[Start of Provided material]
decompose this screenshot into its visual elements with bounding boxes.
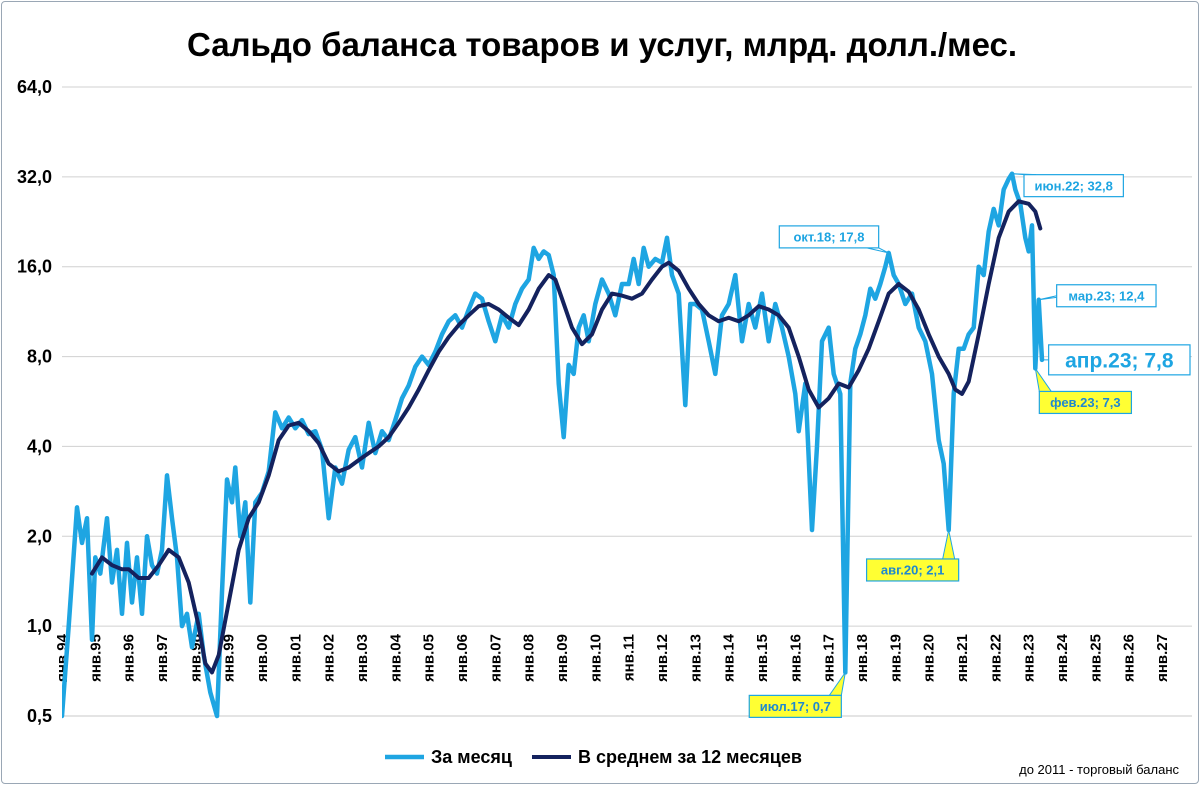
x-tick-label: янв.99 [221, 634, 238, 682]
x-tick-label: янв.17 [821, 634, 838, 682]
x-tick-label: янв.26 [1121, 634, 1138, 682]
x-tick-label: янв.95 [87, 634, 104, 682]
footnote: до 2011 - торговый баланс [1019, 762, 1179, 777]
annotation-label: июл.17; 0,7 [760, 699, 831, 714]
annotation-pointer [866, 247, 889, 254]
annotation-callout: фев.23; 7,3 [1034, 368, 1133, 415]
annotation-label: мар.23; 12,4 [1068, 288, 1145, 303]
x-tick-label: янв.97 [154, 634, 171, 682]
chart-title: Сальдо баланса товаров и услуг, млрд. до… [187, 26, 1017, 63]
annotation-box [1023, 174, 1124, 198]
annotation-callout: июл.17; 0,7 [748, 672, 846, 718]
data-annotations: июн.22; 32,8 окт.18; 17,8 мар.23; 12,4 апр.… [748, 173, 1191, 718]
x-tick-label: янв.96 [121, 634, 138, 682]
y-tick-label: 0,5 [27, 706, 52, 726]
x-tick-label: янв.08 [521, 634, 538, 682]
annotation-label: фев.23; 7,3 [1050, 395, 1121, 410]
series-lines [62, 171, 1045, 719]
annotation-label: окт.18; 17,8 [793, 230, 864, 245]
x-tick-label: янв.22 [987, 634, 1004, 682]
x-tick-label: янв.24 [1054, 633, 1071, 682]
x-tick-label: янв.07 [487, 634, 504, 682]
annotation-box [778, 225, 880, 249]
x-tick-label: янв.25 [1087, 634, 1104, 682]
annotation-label: апр.23; 7,8 [1065, 349, 1174, 372]
x-tick-label: янв.23 [1021, 634, 1038, 682]
annotation-callout: июн.22; 32,8 [1011, 173, 1124, 198]
x-tick-label: янв.13 [687, 634, 704, 682]
series-line-12m-average [90, 199, 1043, 675]
y-tick-label: 2,0 [27, 526, 52, 546]
x-tick-label: янв.15 [754, 634, 771, 682]
annotation-box [1056, 284, 1157, 308]
annotation-box [865, 558, 960, 582]
annotation-pointer [942, 529, 956, 560]
legend: За месяц В среднем за 12 месяцев [385, 747, 802, 767]
annotation-box [1048, 344, 1191, 376]
y-tick-label: 4,0 [27, 436, 52, 456]
x-tick-label: янв.00 [254, 634, 271, 682]
annotation-callout: мар.23; 12,4 [1038, 284, 1157, 308]
x-tick-label: янв.18 [854, 634, 871, 682]
x-tick-label: янв.03 [354, 634, 371, 682]
x-tick-label: янв.21 [954, 634, 971, 682]
x-tick-label: янв.04 [387, 633, 404, 682]
annotation-callout: апр.23; 7,8 [1042, 344, 1191, 376]
y-tick-label: 32,0 [17, 167, 52, 187]
annotation-box [1038, 390, 1133, 415]
y-tick-label: 64,0 [17, 77, 52, 97]
annotation-box [748, 694, 842, 718]
x-tick-label: янв.12 [654, 634, 671, 682]
series-line-monthly [62, 171, 1045, 719]
y-tick-label: 16,0 [17, 257, 52, 277]
x-tick-label: янв.02 [321, 634, 338, 682]
x-tick-label: янв.16 [787, 634, 804, 682]
x-tick-label: янв.19 [887, 634, 904, 682]
x-axis-ticks: янв.94 янв.95 янв.96 янв.97 янв.98 янв.99 янв.… [54, 633, 1171, 682]
legend-label-monthly: За месяц [431, 747, 512, 767]
y-axis-ticks: 0,5 1,0 2,0 4,0 8,0 16,0 32,0 64,0 [17, 77, 52, 726]
x-tick-label: янв.05 [421, 634, 438, 682]
annotation-callout: окт.18; 17,8 [778, 225, 889, 254]
x-tick-label: янв.14 [721, 633, 738, 682]
x-tick-label: янв.06 [454, 634, 471, 682]
annotation-label: июн.22; 32,8 [1035, 178, 1113, 193]
x-tick-label: янв.11 [621, 634, 638, 681]
y-tick-label: 8,0 [27, 347, 52, 367]
x-tick-label: янв.01 [287, 634, 304, 682]
x-tick-label: янв.27 [1154, 634, 1171, 682]
x-tick-label: янв.10 [587, 634, 604, 682]
x-tick-label: янв.09 [554, 634, 571, 682]
annotation-callout: авг.20; 2,1 [865, 529, 960, 582]
x-tick-label: янв.20 [921, 634, 938, 682]
y-tick-label: 1,0 [27, 616, 52, 636]
legend-label-average: В среднем за 12 месяцев [578, 747, 802, 767]
gridlines [62, 86, 1192, 717]
annotation-label: авг.20; 2,1 [881, 563, 944, 578]
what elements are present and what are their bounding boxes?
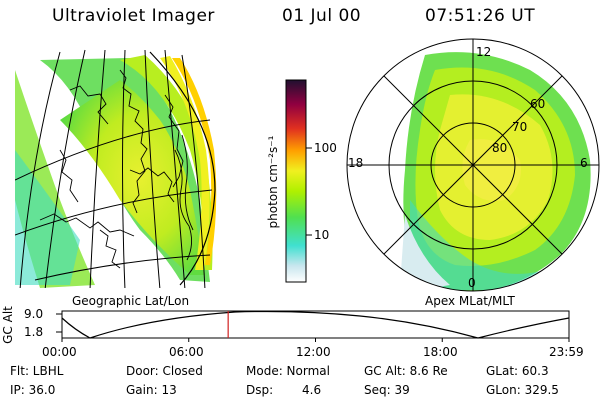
[End of Provided material]
Your instructions | Copy every line of the records above word for word, leaving out the pictures.

In response |
decompose this screenshot into its visual elements with bounding boxes.
x-tick-label: янв.99 [221, 634, 238, 682]
x-tick-label: янв.17 [821, 634, 838, 682]
x-tick-label: янв.26 [1121, 634, 1138, 682]
x-tick-label: янв.95 [87, 634, 104, 682]
footnote: до 2011 - торговый баланс [1019, 762, 1179, 777]
annotation-label: июл.17; 0,7 [760, 699, 831, 714]
annotation-pointer [866, 247, 889, 254]
annotation-callout: фев.23; 7,3 [1034, 368, 1133, 415]
annotation-label: мар.23; 12,4 [1068, 288, 1145, 303]
x-tick-label: янв.97 [154, 634, 171, 682]
chart-title: Сальдо баланса товаров и услуг, млрд. до… [187, 26, 1017, 63]
annotation-box [1023, 174, 1124, 198]
annotation-callout: июл.17; 0,7 [748, 672, 846, 718]
data-annotations: июн.22; 32,8 окт.18; 17,8 мар.23; 12,4 апр.… [748, 173, 1191, 718]
x-tick-label: янв.96 [121, 634, 138, 682]
y-tick-label: 0,5 [27, 706, 52, 726]
x-tick-label: янв.08 [521, 634, 538, 682]
annotation-label: фев.23; 7,3 [1050, 395, 1121, 410]
series-lines [62, 171, 1045, 719]
annotation-label: окт.18; 17,8 [793, 230, 864, 245]
x-tick-label: янв.22 [987, 634, 1004, 682]
x-tick-label: янв.24 [1054, 633, 1071, 682]
x-tick-label: янв.07 [487, 634, 504, 682]
annotation-box [778, 225, 880, 249]
x-tick-label: янв.25 [1087, 634, 1104, 682]
annotation-label: апр.23; 7,8 [1065, 349, 1174, 372]
x-tick-label: янв.23 [1021, 634, 1038, 682]
annotation-callout: июн.22; 32,8 [1011, 173, 1124, 198]
x-tick-label: янв.13 [687, 634, 704, 682]
series-line-12m-average [90, 199, 1043, 675]
y-tick-label: 2,0 [27, 526, 52, 546]
x-tick-label: янв.15 [754, 634, 771, 682]
annotation-box [1056, 284, 1157, 308]
annotation-box [865, 558, 960, 582]
annotation-pointer [942, 529, 956, 560]
legend: За месяц В среднем за 12 месяцев [385, 747, 802, 767]
annotation-box [1048, 344, 1191, 376]
y-tick-label: 4,0 [27, 436, 52, 456]
x-tick-label: янв.00 [254, 634, 271, 682]
annotation-callout: мар.23; 12,4 [1038, 284, 1157, 308]
x-tick-label: янв.18 [854, 634, 871, 682]
x-tick-label: янв.03 [354, 634, 371, 682]
x-tick-label: янв.21 [954, 634, 971, 682]
x-tick-label: янв.04 [387, 633, 404, 682]
annotation-callout: апр.23; 7,8 [1042, 344, 1191, 376]
y-tick-label: 32,0 [17, 167, 52, 187]
annotation-box [1038, 390, 1133, 415]
y-tick-label: 64,0 [17, 77, 52, 97]
annotation-box [748, 694, 842, 718]
x-tick-label: янв.12 [654, 634, 671, 682]
series-line-monthly [62, 171, 1045, 719]
y-tick-label: 16,0 [17, 257, 52, 277]
x-tick-label: янв.02 [321, 634, 338, 682]
x-tick-label: янв.16 [787, 634, 804, 682]
x-tick-label: янв.19 [887, 634, 904, 682]
x-axis-ticks: янв.94 янв.95 янв.96 янв.97 янв.98 янв.99 янв.… [54, 633, 1171, 682]
legend-label-monthly: За месяц [431, 747, 512, 767]
y-axis-ticks: 0,5 1,0 2,0 4,0 8,0 16,0 32,0 64,0 [17, 77, 52, 726]
x-tick-label: янв.05 [421, 634, 438, 682]
annotation-callout: окт.18; 17,8 [778, 225, 889, 254]
x-tick-label: янв.14 [721, 633, 738, 682]
x-tick-label: янв.06 [454, 634, 471, 682]
annotation-label: июн.22; 32,8 [1035, 178, 1113, 193]
x-tick-label: янв.11 [621, 634, 638, 681]
y-tick-label: 8,0 [27, 347, 52, 367]
x-tick-label: янв.01 [287, 634, 304, 682]
x-tick-label: янв.27 [1154, 634, 1171, 682]
x-tick-label: янв.10 [587, 634, 604, 682]
x-tick-label: янв.09 [554, 634, 571, 682]
annotation-callout: авг.20; 2,1 [865, 529, 960, 582]
x-tick-label: янв.20 [921, 634, 938, 682]
y-tick-label: 1,0 [27, 616, 52, 636]
legend-label-average: В среднем за 12 месяцев [578, 747, 802, 767]
gridlines [62, 86, 1192, 717]
annotation-label: авг.20; 2,1 [881, 563, 944, 578]
what elements are present and what are their bounding boxes?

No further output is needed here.